All records are to be retyped faithfully and completely.

▸ **Materials provided**:

——————————

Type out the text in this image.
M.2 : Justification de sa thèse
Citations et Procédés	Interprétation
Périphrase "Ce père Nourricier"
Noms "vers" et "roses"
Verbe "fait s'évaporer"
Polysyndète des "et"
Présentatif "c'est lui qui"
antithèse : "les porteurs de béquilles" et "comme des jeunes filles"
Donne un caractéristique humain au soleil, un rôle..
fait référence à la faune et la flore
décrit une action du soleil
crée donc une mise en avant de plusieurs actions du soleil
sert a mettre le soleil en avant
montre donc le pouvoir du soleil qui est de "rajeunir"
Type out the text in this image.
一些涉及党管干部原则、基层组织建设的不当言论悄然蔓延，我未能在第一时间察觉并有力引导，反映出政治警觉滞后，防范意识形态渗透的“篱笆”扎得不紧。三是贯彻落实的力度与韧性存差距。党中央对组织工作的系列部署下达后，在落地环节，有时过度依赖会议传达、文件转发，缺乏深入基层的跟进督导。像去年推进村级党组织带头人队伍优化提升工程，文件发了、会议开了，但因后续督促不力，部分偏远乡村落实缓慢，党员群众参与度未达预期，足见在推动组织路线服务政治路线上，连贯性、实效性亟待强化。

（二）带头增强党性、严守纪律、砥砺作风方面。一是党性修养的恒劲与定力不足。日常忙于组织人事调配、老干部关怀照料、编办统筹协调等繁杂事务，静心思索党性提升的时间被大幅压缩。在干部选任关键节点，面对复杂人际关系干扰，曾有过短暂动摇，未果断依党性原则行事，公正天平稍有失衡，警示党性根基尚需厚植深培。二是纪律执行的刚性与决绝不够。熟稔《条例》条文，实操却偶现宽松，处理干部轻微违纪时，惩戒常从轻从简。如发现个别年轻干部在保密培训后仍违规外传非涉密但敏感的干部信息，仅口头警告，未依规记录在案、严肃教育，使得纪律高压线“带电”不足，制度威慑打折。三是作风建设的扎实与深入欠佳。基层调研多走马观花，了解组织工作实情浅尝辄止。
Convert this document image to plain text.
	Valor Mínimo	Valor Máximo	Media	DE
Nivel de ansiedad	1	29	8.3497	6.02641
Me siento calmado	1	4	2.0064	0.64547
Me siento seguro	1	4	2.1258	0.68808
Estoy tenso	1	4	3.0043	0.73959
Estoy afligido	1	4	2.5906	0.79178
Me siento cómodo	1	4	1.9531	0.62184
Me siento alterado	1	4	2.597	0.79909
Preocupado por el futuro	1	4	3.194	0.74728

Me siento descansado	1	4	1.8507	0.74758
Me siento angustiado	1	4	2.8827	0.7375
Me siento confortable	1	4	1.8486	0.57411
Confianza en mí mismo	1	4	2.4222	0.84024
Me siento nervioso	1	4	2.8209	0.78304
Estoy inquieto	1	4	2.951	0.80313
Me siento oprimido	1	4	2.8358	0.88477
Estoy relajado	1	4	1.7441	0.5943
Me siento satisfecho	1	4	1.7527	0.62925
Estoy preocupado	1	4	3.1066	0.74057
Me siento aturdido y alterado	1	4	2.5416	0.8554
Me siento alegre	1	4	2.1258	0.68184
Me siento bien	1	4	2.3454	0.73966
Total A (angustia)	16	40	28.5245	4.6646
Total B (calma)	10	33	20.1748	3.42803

——————————

▸ **Correct result**:
Type out the text in this image.
M.2 : Justification de sa thèse
Citations et Procédés	Interprétation
Périphrase "Ce père Nourricier"
Noms "vers" et "roses"
Verbe "fait s'évaporer"
Polysyndète des "et"
Présentatif "c'est lui qui"
antithèse : "les porteurs de béquilles" et "comme des jeunes filles"
Donne un caractéristique humain au soleil, un rôle..
fait référence à la faune et la flore
décrit une action du soleil
crée donc une mise en avant de plusieurs actions du soleil
sert a mettre le soleil en avant
montre donc le pouvoir du soleil qui est de "rajeunir"
Type out the text in this image.
一些涉及党管干部原则、基层组织建设的不当言论悄然蔓延，我未能在第一时间察觉并有力引导，反映出政治警觉滞后，防范意识形态渗透的“篱笆”扎得不紧。三是贯彻落实的力度与韧性存差距。党中央对组织工作的系列部署下达后，在落地环节，有时过度依赖会议传达、文件转发，缺乏深入基层的跟进督导。像去年推进村级党组织带头人队伍优化提升工程，文件发了、会议开了，但因后续督促不力，部分偏远乡村落实缓慢，党员群众参与度未达预期，足见在推动组织路线服务政治路线上，连贯性、实效性亟待强化。

（二）带头增强党性、严守纪律、砥砺作风方面。一是党性修养的恒劲与定力不足。日常忙于组织人事调配、老干部关怀照料、编办统筹协调等繁杂事务，静心思索党性提升的时间被大幅压缩。在干部选任关键节点，面对复杂人际关系干扰，曾有过短暂动摇，未果断依党性原则行事，公正天平稍有失衡，警示党性根基尚需厚植深培。二是纪律执行的刚性与决绝不够。熟稔《条例》条文，实操却偶现宽松，处理干部轻微违纪时，惩戒常从轻从简。如发现个别年轻干部在保密培训后仍违规外传非涉密但敏感的干部信息，仅口头警告，未依规记录在案、严肃教育，使得纪律高压线“带电”不足，制度威慑打折。三是作风建设的扎实与深入欠佳。基层调研多走马观花，了解组织工作实情浅尝辄止。
Convert this document image to plain text.
	Valor Mínimo	Valor Máximo	Media	DE
Nivel de ansiedad	1	29	8.3497	6.02641
Me siento calmado	1	4	2.0064	0.64547
Me siento seguro	1	4	2.1258	0.68808
Estoy tenso	1	4	3.0043	0.73959
Estoy afligido	1	4	2.5906	0.79178
Me siento cómodo	1	4	1.9531	0.62184
Me siento alterado	1	4	2.597	0.79909
Preocupado por el futuro	1	4	3.194	0.74728

Me siento descansado	1	4	1.8507	0.74758
Me siento angustiado	1	4	2.8827	0.7375
Me siento confortable	1	4	1.8486	0.57411
Confianza en mí mismo	1	4	2.4222	0.84024
Me siento nervioso	1	4	2.8209	0.78304
Estoy inquieto	1	4	2.951	0.80313
Me siento oprimido	1	4	2.8358	0.88477
Estoy relajado	1	4	1.7441	0.5943
Me siento satisfecho	1	4	1.7527	0.62925
Estoy preocupado	1	4	3.1066	0.74057
Me siento aturdido y alterado	1	4	2.5416	0.8554
Me siento alegre	1	4	2.1258	0.68184
Me siento bien	1	4	2.3454	0.73966
Total A (angustia)	16	40	28.5245	4.6646
Total B (calma)	10	33	20.1748	3.42803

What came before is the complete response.